• [Given problem] Every record should be repeated exactly, except that pictures are left out.

* begin Dataset entries *

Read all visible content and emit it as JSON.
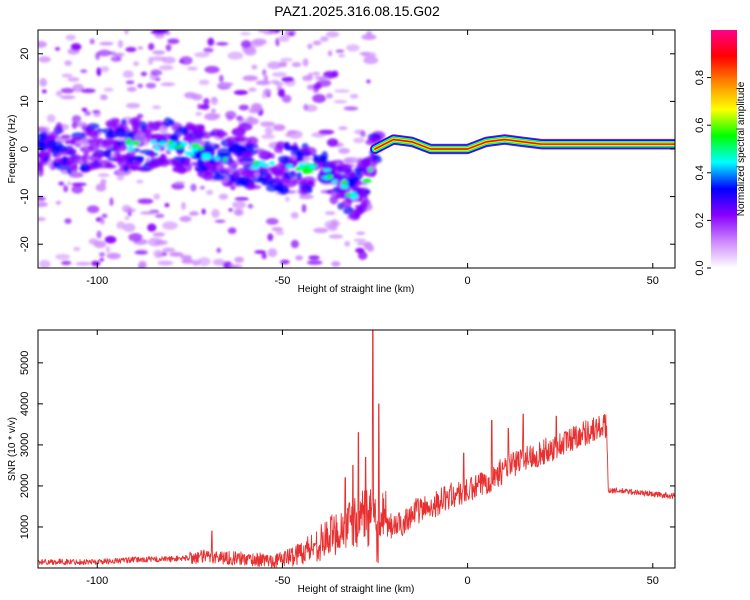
{
  "title": "PAZ1.2025.316.08.15.G02",
  "chart_data": [
    {
      "type": "heatmap",
      "title": "PAZ1.2025.316.08.15.G02",
      "xlabel": "Height of straight line (km)",
      "ylabel": "Frequency (Hz)",
      "xlim": [
        -116,
        56
      ],
      "ylim": [
        -25,
        25
      ],
      "xticks": [
        -100,
        -50,
        0,
        50
      ],
      "yticks": [
        -20,
        -10,
        0,
        10,
        20
      ],
      "ridge": [
        {
          "x": -115,
          "y": 0
        },
        {
          "x": -100,
          "y": 0.5
        },
        {
          "x": -90,
          "y": 1
        },
        {
          "x": -80,
          "y": 1
        },
        {
          "x": -70,
          "y": -1
        },
        {
          "x": -60,
          "y": -3
        },
        {
          "x": -50,
          "y": -4
        },
        {
          "x": -40,
          "y": -4
        },
        {
          "x": -35,
          "y": -7
        },
        {
          "x": -30,
          "y": -10
        },
        {
          "x": -27,
          "y": -6
        },
        {
          "x": -25,
          "y": 0
        },
        {
          "x": -20,
          "y": 2
        },
        {
          "x": -15,
          "y": 1.5
        },
        {
          "x": -10,
          "y": 0
        },
        {
          "x": -5,
          "y": 0
        },
        {
          "x": 0,
          "y": 0
        },
        {
          "x": 5,
          "y": 1.5
        },
        {
          "x": 10,
          "y": 2
        },
        {
          "x": 15,
          "y": 1.5
        },
        {
          "x": 20,
          "y": 1
        },
        {
          "x": 30,
          "y": 1
        },
        {
          "x": 40,
          "y": 1
        },
        {
          "x": 56,
          "y": 1
        }
      ],
      "colorbar": {
        "label": "Normalized spectral amplitude",
        "range": [
          0,
          1
        ],
        "ticks": [
          "0.0",
          "0.2",
          "0.4",
          "0.6",
          "0.8"
        ],
        "ramp": [
          "#ffffff",
          "#cc88ff",
          "#8800ff",
          "#0000ff",
          "#00ffff",
          "#00ff00",
          "#ffff00",
          "#ff8800",
          "#ff0000",
          "#ff0088"
        ]
      }
    },
    {
      "type": "line",
      "xlabel": "Height of straight line (km)",
      "ylabel": "SNR (10 * v/v)",
      "xlim": [
        -116,
        56
      ],
      "ylim": [
        0,
        5800
      ],
      "xticks": [
        -100,
        -50,
        0,
        50
      ],
      "yticks": [
        1000,
        2000,
        3000,
        4000,
        5000
      ],
      "color": "#e83030",
      "trend": [
        {
          "x": -116,
          "y": 150
        },
        {
          "x": -100,
          "y": 150
        },
        {
          "x": -90,
          "y": 200
        },
        {
          "x": -80,
          "y": 220
        },
        {
          "x": -70,
          "y": 280
        },
        {
          "x": -60,
          "y": 220
        },
        {
          "x": -52,
          "y": 180
        },
        {
          "x": -47,
          "y": 300
        },
        {
          "x": -40,
          "y": 600
        },
        {
          "x": -35,
          "y": 900
        },
        {
          "x": -30,
          "y": 1100
        },
        {
          "x": -28,
          "y": 1500
        },
        {
          "x": -25,
          "y": 900
        },
        {
          "x": -22,
          "y": 1000
        },
        {
          "x": -18,
          "y": 1050
        },
        {
          "x": -15,
          "y": 1350
        },
        {
          "x": -10,
          "y": 1500
        },
        {
          "x": -5,
          "y": 1750
        },
        {
          "x": 0,
          "y": 1850
        },
        {
          "x": 5,
          "y": 2100
        },
        {
          "x": 10,
          "y": 2400
        },
        {
          "x": 15,
          "y": 2650
        },
        {
          "x": 20,
          "y": 2800
        },
        {
          "x": 25,
          "y": 3000
        },
        {
          "x": 30,
          "y": 3250
        },
        {
          "x": 35,
          "y": 3400
        },
        {
          "x": 37.5,
          "y": 3450
        },
        {
          "x": 38,
          "y": 1900
        },
        {
          "x": 45,
          "y": 1850
        },
        {
          "x": 50,
          "y": 1800
        },
        {
          "x": 56,
          "y": 1750
        }
      ],
      "spikes": [
        {
          "x": -25.6,
          "y": 5800
        },
        {
          "x": -24,
          "y": 4000
        },
        {
          "x": -29.5,
          "y": 3300
        },
        {
          "x": -27.5,
          "y": 2700
        },
        {
          "x": -31,
          "y": 2500
        },
        {
          "x": -33,
          "y": 2200
        },
        {
          "x": -69,
          "y": 900
        },
        {
          "x": 15,
          "y": 3750
        },
        {
          "x": 11,
          "y": 3400
        },
        {
          "x": 6.5,
          "y": 3600
        },
        {
          "x": -1,
          "y": 2800
        },
        {
          "x": 24,
          "y": 3700
        }
      ]
    }
  ]
}
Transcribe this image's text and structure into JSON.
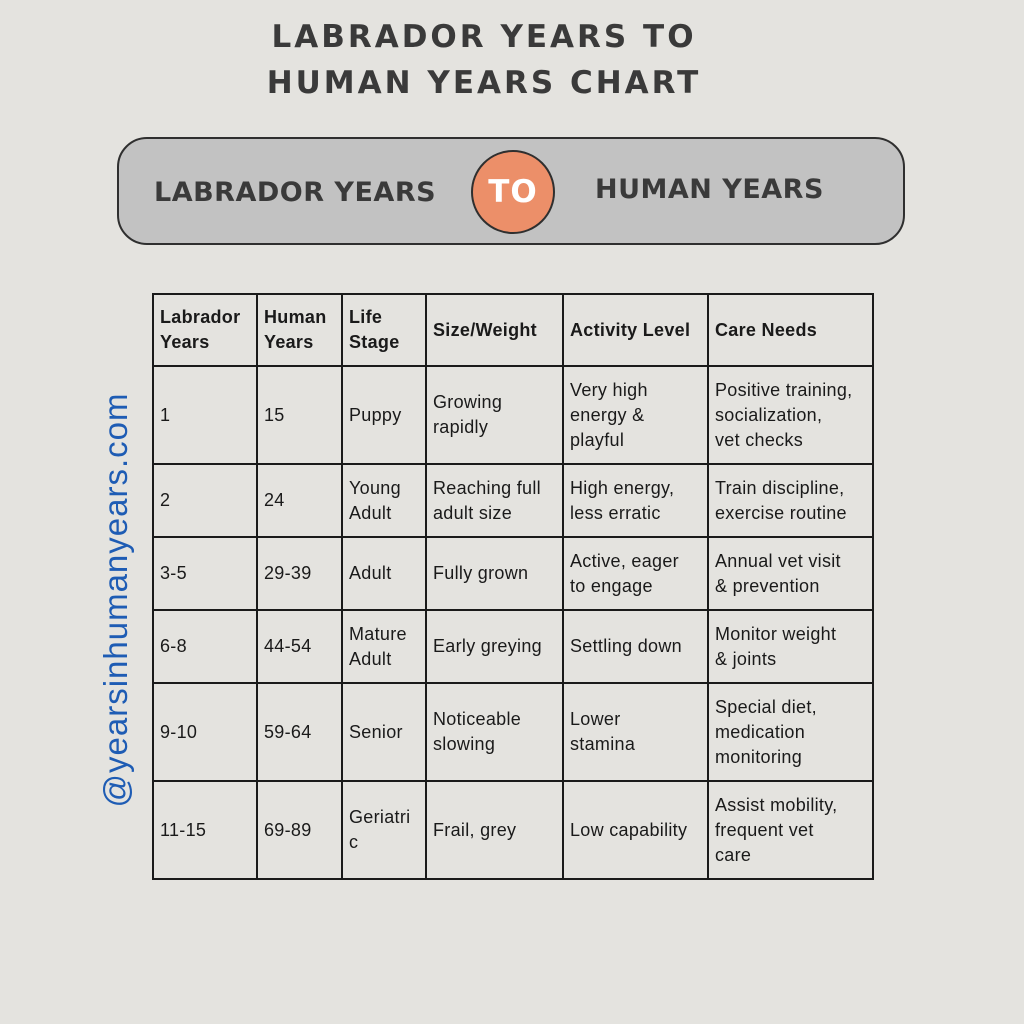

* end Dataset entries *

• [Answer for this exercise]
Read all visible content and emit it as JSON.
{
  "title": "PAZ1.2025.316.08.15.G02",
  "chart_data": [
    {
      "type": "heatmap",
      "title": "PAZ1.2025.316.08.15.G02",
      "xlabel": "Height of straight line (km)",
      "ylabel": "Frequency (Hz)",
      "xlim": [
        -116,
        56
      ],
      "ylim": [
        -25,
        25
      ],
      "xticks": [
        -100,
        -50,
        0,
        50
      ],
      "yticks": [
        -20,
        -10,
        0,
        10,
        20
      ],
      "ridge": [
        {
          "x": -115,
          "y": 0
        },
        {
          "x": -100,
          "y": 0.5
        },
        {
          "x": -90,
          "y": 1
        },
        {
          "x": -80,
          "y": 1
        },
        {
          "x": -70,
          "y": -1
        },
        {
          "x": -60,
          "y": -3
        },
        {
          "x": -50,
          "y": -4
        },
        {
          "x": -40,
          "y": -4
        },
        {
          "x": -35,
          "y": -7
        },
        {
          "x": -30,
          "y": -10
        },
        {
          "x": -27,
          "y": -6
        },
        {
          "x": -25,
          "y": 0
        },
        {
          "x": -20,
          "y": 2
        },
        {
          "x": -15,
          "y": 1.5
        },
        {
          "x": -10,
          "y": 0
        },
        {
          "x": -5,
          "y": 0
        },
        {
          "x": 0,
          "y": 0
        },
        {
          "x": 5,
          "y": 1.5
        },
        {
          "x": 10,
          "y": 2
        },
        {
          "x": 15,
          "y": 1.5
        },
        {
          "x": 20,
          "y": 1
        },
        {
          "x": 30,
          "y": 1
        },
        {
          "x": 40,
          "y": 1
        },
        {
          "x": 56,
          "y": 1
        }
      ],
      "colorbar": {
        "label": "Normalized spectral amplitude",
        "range": [
          0,
          1
        ],
        "ticks": [
          "0.0",
          "0.2",
          "0.4",
          "0.6",
          "0.8"
        ],
        "ramp": [
          "#ffffff",
          "#cc88ff",
          "#8800ff",
          "#0000ff",
          "#00ffff",
          "#00ff00",
          "#ffff00",
          "#ff8800",
          "#ff0000",
          "#ff0088"
        ]
      }
    },
    {
      "type": "line",
      "xlabel": "Height of straight line (km)",
      "ylabel": "SNR (10 * v/v)",
      "xlim": [
        -116,
        56
      ],
      "ylim": [
        0,
        5800
      ],
      "xticks": [
        -100,
        -50,
        0,
        50
      ],
      "yticks": [
        1000,
        2000,
        3000,
        4000,
        5000
      ],
      "color": "#e83030",
      "trend": [
        {
          "x": -116,
          "y": 150
        },
        {
          "x": -100,
          "y": 150
        },
        {
          "x": -90,
          "y": 200
        },
        {
          "x": -80,
          "y": 220
        },
        {
          "x": -70,
          "y": 280
        },
        {
          "x": -60,
          "y": 220
        },
        {
          "x": -52,
          "y": 180
        },
        {
          "x": -47,
          "y": 300
        },
        {
          "x": -40,
          "y": 600
        },
        {
          "x": -35,
          "y": 900
        },
        {
          "x": -30,
          "y": 1100
        },
        {
          "x": -28,
          "y": 1500
        },
        {
          "x": -25,
          "y": 900
        },
        {
          "x": -22,
          "y": 1000
        },
        {
          "x": -18,
          "y": 1050
        },
        {
          "x": -15,
          "y": 1350
        },
        {
          "x": -10,
          "y": 1500
        },
        {
          "x": -5,
          "y": 1750
        },
        {
          "x": 0,
          "y": 1850
        },
        {
          "x": 5,
          "y": 2100
        },
        {
          "x": 10,
          "y": 2400
        },
        {
          "x": 15,
          "y": 2650
        },
        {
          "x": 20,
          "y": 2800
        },
        {
          "x": 25,
          "y": 3000
        },
        {
          "x": 30,
          "y": 3250
        },
        {
          "x": 35,
          "y": 3400
        },
        {
          "x": 37.5,
          "y": 3450
        },
        {
          "x": 38,
          "y": 1900
        },
        {
          "x": 45,
          "y": 1850
        },
        {
          "x": 50,
          "y": 1800
        },
        {
          "x": 56,
          "y": 1750
        }
      ],
      "spikes": [
        {
          "x": -25.6,
          "y": 5800
        },
        {
          "x": -24,
          "y": 4000
        },
        {
          "x": -29.5,
          "y": 3300
        },
        {
          "x": -27.5,
          "y": 2700
        },
        {
          "x": -31,
          "y": 2500
        },
        {
          "x": -33,
          "y": 2200
        },
        {
          "x": -69,
          "y": 900
        },
        {
          "x": 15,
          "y": 3750
        },
        {
          "x": 11,
          "y": 3400
        },
        {
          "x": 6.5,
          "y": 3600
        },
        {
          "x": -1,
          "y": 2800
        },
        {
          "x": 24,
          "y": 3700
        }
      ]
    }
  ]
}
Transcribe this image's text and structure into JSON.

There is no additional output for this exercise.